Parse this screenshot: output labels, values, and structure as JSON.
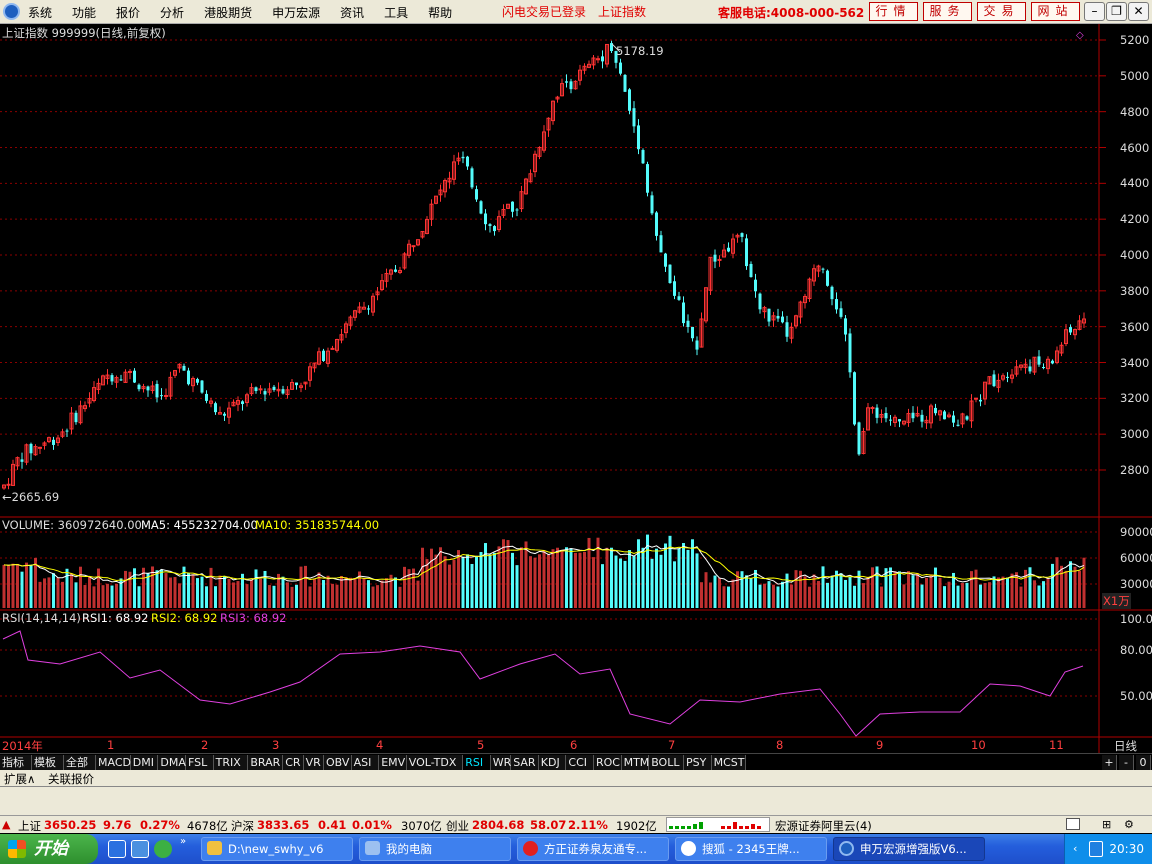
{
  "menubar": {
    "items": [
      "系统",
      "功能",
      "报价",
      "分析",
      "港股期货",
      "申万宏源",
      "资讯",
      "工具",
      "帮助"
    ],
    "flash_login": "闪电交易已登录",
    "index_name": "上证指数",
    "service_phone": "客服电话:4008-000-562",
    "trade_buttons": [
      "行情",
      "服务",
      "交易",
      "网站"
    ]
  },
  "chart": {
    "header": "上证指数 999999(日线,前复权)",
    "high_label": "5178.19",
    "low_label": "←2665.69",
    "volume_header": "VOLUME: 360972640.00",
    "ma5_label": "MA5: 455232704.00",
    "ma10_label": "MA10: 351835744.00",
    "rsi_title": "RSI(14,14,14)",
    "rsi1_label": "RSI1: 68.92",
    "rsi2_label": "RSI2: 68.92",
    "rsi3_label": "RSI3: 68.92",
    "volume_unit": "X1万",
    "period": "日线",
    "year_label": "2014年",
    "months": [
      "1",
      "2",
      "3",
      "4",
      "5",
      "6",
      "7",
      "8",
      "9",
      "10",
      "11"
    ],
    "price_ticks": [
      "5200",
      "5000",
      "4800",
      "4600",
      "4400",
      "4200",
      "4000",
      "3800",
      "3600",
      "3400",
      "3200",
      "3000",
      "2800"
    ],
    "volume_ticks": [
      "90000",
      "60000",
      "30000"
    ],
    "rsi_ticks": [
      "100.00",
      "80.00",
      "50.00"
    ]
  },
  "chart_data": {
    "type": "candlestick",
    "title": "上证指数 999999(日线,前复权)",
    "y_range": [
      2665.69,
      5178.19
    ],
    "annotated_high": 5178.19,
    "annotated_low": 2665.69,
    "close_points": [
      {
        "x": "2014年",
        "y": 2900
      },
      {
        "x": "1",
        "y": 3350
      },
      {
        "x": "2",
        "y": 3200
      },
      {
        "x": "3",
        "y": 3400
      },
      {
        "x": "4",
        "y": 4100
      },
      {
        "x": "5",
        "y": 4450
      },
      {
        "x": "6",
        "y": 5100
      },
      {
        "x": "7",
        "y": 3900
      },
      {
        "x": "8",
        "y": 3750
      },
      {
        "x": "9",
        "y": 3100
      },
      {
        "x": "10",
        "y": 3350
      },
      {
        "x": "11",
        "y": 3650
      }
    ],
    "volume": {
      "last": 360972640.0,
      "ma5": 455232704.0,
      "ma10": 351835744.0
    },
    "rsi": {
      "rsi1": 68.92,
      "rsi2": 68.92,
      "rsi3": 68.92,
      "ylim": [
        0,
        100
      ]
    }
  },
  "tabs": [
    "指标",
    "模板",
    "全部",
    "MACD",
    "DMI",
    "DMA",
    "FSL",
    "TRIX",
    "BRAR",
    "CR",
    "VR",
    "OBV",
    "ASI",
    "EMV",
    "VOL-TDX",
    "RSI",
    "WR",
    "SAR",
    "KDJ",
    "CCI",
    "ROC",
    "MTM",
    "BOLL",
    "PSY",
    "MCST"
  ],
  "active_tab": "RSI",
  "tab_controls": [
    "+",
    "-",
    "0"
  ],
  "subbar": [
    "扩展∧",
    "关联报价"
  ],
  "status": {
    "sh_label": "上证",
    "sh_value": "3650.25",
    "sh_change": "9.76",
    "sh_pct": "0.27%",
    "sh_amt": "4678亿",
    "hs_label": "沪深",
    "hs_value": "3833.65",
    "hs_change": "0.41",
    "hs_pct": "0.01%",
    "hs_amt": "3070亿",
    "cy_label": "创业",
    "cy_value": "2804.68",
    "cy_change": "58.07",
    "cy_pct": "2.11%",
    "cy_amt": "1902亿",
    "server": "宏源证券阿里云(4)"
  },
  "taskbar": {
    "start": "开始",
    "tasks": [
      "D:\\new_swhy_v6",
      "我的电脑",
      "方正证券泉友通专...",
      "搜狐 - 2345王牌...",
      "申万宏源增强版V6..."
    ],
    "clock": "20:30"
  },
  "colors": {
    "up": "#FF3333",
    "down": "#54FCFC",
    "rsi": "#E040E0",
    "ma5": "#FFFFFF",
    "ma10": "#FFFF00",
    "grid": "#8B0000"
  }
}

++++

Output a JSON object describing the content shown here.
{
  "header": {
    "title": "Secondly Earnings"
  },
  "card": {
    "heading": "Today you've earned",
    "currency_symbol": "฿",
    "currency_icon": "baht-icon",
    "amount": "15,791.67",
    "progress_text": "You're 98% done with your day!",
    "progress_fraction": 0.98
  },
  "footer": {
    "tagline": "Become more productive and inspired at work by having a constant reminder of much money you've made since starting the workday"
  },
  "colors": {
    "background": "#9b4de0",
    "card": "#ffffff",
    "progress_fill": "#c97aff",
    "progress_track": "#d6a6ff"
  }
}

++++

- _What the exercise asks_:
Each line with the string "JSON" in it needs to be found and copied.

- _Solution to the exercise_:
Parse this screenshot: output labels, values, and structure as JSON.
Output a JSON object describing the content shown here.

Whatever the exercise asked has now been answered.